The request → Copy out every line in which the string "loại" occurs.

_ _ _ _

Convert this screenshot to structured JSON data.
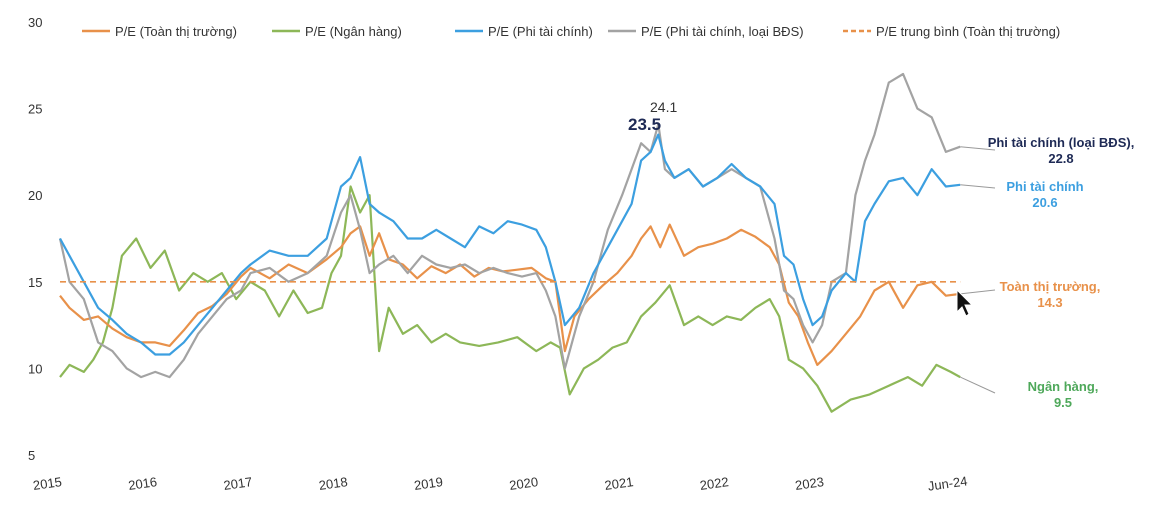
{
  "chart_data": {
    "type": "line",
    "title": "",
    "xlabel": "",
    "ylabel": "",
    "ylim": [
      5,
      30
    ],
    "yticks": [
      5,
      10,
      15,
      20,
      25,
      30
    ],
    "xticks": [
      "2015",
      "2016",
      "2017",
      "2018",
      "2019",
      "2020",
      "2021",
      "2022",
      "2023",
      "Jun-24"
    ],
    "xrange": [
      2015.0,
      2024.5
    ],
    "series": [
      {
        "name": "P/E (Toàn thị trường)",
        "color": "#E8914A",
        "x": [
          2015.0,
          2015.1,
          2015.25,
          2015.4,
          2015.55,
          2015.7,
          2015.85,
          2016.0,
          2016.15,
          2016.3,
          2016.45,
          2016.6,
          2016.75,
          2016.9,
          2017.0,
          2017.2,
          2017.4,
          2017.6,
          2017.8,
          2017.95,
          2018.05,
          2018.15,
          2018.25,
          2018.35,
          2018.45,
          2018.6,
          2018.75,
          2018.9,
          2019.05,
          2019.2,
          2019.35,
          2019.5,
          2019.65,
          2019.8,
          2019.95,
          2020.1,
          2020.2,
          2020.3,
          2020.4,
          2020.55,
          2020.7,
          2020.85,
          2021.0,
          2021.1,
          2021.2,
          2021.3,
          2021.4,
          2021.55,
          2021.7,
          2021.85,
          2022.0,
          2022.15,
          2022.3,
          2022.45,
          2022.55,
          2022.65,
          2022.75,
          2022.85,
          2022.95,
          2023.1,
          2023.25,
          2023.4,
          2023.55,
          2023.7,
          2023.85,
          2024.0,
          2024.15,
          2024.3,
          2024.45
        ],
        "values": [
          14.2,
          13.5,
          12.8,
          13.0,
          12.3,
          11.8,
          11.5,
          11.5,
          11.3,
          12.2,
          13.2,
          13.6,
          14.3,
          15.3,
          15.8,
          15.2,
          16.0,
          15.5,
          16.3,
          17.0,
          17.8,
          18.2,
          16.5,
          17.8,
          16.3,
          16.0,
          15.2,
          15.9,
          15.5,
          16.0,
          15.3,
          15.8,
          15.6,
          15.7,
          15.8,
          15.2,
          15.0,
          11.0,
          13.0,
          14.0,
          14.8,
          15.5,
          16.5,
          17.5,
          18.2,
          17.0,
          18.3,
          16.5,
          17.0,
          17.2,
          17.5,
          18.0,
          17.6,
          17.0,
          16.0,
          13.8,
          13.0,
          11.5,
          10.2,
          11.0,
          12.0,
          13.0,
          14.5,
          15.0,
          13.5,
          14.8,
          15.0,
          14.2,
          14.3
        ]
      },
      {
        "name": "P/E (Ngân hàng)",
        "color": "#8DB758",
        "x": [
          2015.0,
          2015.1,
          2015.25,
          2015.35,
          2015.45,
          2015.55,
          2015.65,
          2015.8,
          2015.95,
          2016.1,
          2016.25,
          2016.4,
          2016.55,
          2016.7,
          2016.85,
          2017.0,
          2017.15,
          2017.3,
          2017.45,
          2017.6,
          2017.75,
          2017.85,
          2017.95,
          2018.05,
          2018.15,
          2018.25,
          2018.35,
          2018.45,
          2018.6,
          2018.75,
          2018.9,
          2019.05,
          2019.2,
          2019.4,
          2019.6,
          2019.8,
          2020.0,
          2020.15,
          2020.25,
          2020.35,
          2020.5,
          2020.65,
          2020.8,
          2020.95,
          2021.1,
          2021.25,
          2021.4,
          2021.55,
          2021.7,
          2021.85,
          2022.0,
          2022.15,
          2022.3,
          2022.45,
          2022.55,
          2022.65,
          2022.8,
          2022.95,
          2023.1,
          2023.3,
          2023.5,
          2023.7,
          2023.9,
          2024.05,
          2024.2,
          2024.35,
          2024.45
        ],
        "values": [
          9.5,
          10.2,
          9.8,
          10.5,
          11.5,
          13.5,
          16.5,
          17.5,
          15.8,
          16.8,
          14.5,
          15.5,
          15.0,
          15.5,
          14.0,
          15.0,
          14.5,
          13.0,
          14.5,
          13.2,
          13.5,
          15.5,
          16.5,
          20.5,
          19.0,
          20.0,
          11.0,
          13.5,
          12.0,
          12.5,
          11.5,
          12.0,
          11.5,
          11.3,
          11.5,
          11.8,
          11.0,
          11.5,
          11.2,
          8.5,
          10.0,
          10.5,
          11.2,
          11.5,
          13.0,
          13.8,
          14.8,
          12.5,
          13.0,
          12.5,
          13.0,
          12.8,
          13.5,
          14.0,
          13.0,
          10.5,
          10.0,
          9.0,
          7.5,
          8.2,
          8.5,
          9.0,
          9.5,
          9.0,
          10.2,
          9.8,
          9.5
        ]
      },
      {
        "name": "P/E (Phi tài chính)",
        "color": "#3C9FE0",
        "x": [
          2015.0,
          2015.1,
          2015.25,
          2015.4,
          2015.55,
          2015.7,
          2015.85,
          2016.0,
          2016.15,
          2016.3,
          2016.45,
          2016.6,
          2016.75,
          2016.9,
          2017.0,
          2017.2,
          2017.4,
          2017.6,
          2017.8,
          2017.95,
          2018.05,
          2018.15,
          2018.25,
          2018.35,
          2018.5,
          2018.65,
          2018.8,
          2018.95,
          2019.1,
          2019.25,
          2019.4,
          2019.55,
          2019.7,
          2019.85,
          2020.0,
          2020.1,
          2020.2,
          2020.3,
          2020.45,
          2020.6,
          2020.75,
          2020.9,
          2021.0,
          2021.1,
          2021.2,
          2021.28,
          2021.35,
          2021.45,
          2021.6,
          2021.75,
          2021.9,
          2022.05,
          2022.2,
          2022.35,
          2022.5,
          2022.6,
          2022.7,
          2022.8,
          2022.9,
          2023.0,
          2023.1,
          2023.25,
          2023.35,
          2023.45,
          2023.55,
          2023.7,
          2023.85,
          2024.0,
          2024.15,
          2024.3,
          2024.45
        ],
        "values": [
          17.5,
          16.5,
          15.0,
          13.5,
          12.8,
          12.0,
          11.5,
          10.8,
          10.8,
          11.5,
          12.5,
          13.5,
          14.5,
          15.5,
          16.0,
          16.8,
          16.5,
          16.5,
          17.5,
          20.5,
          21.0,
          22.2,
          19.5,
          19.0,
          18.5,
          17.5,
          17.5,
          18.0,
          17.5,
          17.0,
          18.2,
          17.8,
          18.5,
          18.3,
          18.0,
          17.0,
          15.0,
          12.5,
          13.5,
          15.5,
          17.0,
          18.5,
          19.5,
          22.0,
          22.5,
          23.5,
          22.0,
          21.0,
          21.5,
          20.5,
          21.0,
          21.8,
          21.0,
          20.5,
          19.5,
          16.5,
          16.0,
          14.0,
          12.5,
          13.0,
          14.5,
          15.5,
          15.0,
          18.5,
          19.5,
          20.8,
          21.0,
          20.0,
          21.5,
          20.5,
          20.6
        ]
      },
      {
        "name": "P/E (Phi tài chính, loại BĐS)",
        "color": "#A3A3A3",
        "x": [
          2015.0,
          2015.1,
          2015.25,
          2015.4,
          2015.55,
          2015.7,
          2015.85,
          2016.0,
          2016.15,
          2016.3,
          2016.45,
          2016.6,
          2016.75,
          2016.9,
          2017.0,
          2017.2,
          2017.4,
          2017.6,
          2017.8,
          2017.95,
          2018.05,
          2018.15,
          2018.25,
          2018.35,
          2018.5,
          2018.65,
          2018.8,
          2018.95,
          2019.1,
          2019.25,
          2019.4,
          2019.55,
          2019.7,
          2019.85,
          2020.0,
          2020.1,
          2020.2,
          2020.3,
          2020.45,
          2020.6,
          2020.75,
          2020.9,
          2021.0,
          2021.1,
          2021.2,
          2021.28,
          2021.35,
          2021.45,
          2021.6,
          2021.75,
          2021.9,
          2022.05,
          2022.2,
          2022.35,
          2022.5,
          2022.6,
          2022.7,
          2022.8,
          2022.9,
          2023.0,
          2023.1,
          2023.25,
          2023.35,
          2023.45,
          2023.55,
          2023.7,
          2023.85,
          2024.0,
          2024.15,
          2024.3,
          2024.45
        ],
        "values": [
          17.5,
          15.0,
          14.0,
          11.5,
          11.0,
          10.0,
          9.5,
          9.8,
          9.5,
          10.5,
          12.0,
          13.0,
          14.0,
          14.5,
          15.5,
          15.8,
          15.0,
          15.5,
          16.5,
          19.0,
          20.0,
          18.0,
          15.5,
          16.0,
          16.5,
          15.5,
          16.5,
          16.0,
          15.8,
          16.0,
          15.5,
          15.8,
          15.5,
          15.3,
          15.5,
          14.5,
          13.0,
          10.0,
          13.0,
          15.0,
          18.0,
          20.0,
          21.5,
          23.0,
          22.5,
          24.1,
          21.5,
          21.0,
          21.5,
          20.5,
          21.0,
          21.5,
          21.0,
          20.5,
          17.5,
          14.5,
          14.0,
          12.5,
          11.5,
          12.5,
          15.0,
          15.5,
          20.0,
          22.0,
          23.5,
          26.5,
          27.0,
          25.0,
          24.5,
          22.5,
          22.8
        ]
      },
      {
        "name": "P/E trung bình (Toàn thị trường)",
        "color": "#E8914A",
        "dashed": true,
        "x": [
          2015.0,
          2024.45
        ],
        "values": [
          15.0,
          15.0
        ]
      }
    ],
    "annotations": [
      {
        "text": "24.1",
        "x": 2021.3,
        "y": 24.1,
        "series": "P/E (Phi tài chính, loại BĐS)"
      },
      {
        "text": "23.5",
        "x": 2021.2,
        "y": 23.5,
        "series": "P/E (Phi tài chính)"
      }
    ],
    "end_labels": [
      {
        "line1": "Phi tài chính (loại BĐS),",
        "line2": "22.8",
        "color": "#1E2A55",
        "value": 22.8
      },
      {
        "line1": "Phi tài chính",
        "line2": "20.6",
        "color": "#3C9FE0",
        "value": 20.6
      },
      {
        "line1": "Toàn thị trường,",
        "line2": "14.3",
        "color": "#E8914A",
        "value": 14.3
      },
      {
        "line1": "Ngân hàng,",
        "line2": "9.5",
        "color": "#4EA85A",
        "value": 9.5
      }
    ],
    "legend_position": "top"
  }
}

_ _ _ _

Reply to the task →
        "name": "P/E (Phi tài chính, loại BĐS)",
        "series": "P/E (Phi tài chính, loại BĐS)"
        "line1": "Phi tài chính (loại BĐS),",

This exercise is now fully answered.